DIRECTION: Quote every line of the material beneath this one.

(Data entries)
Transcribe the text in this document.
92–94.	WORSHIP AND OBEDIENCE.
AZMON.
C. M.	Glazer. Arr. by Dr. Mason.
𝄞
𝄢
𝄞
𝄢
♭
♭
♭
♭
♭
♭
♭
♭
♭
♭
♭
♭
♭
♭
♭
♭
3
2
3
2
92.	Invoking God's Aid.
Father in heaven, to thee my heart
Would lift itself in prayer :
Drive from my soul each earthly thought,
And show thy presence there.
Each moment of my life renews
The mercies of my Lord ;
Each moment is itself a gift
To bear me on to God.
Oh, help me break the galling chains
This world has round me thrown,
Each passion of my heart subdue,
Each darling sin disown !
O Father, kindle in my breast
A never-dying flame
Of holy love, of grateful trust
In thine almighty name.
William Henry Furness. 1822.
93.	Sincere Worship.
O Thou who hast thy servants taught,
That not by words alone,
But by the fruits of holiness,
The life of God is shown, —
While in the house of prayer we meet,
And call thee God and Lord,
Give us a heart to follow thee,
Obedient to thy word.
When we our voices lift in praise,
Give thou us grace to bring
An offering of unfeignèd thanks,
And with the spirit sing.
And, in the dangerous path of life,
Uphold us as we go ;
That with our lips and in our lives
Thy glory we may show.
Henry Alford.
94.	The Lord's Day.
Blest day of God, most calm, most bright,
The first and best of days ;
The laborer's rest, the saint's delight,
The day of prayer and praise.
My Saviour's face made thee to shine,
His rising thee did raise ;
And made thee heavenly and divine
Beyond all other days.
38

SOLUTION TO THIS EXERCISE:
Transcribe the text in this document.
92–94.	WORSHIP AND OBEDIENCE.
AZMON.
C. M.	Glazer. Arr. by Dr. Mason.
𝄞
𝄢
𝄞
𝄢
♭
♭
♭
♭
♭
♭
♭
♭
♭
♭
♭
♭
♭
♭
♭
♭
3
2
3
2
92.	Invoking God's Aid.
Father in heaven, to thee my heart
Would lift itself in prayer :
Drive from my soul each earthly thought,
And show thy presence there.
Each moment of my life renews
The mercies of my Lord ;
Each moment is itself a gift
To bear me on to God.
Oh, help me break the galling chains
This world has round me thrown,
Each passion of my heart subdue,
Each darling sin disown !
O Father, kindle in my breast
A never-dying flame
Of holy love, of grateful trust
In thine almighty name.
William Henry Furness. 1822.
93.	Sincere Worship.
O Thou who hast thy servants taught,
That not by words alone,
But by the fruits of holiness,
The life of God is shown, —
While in the house of prayer we meet,
And call thee God and Lord,
Give us a heart to follow thee,
Obedient to thy word.
When we our voices lift in praise,
Give thou us grace to bring
An offering of unfeignèd thanks,
And with the spirit sing.
And, in the dangerous path of life,
Uphold us as we go ;
That with our lips and in our lives
Thy glory we may show.
Henry Alford.
94.	The Lord's Day.
Blest day of God, most calm, most bright,
The first and best of days ;
The laborer's rest, the saint's delight,
The day of prayer and praise.
My Saviour's face made thee to shine,
His rising thee did raise ;
And made thee heavenly and divine
Beyond all other days.
38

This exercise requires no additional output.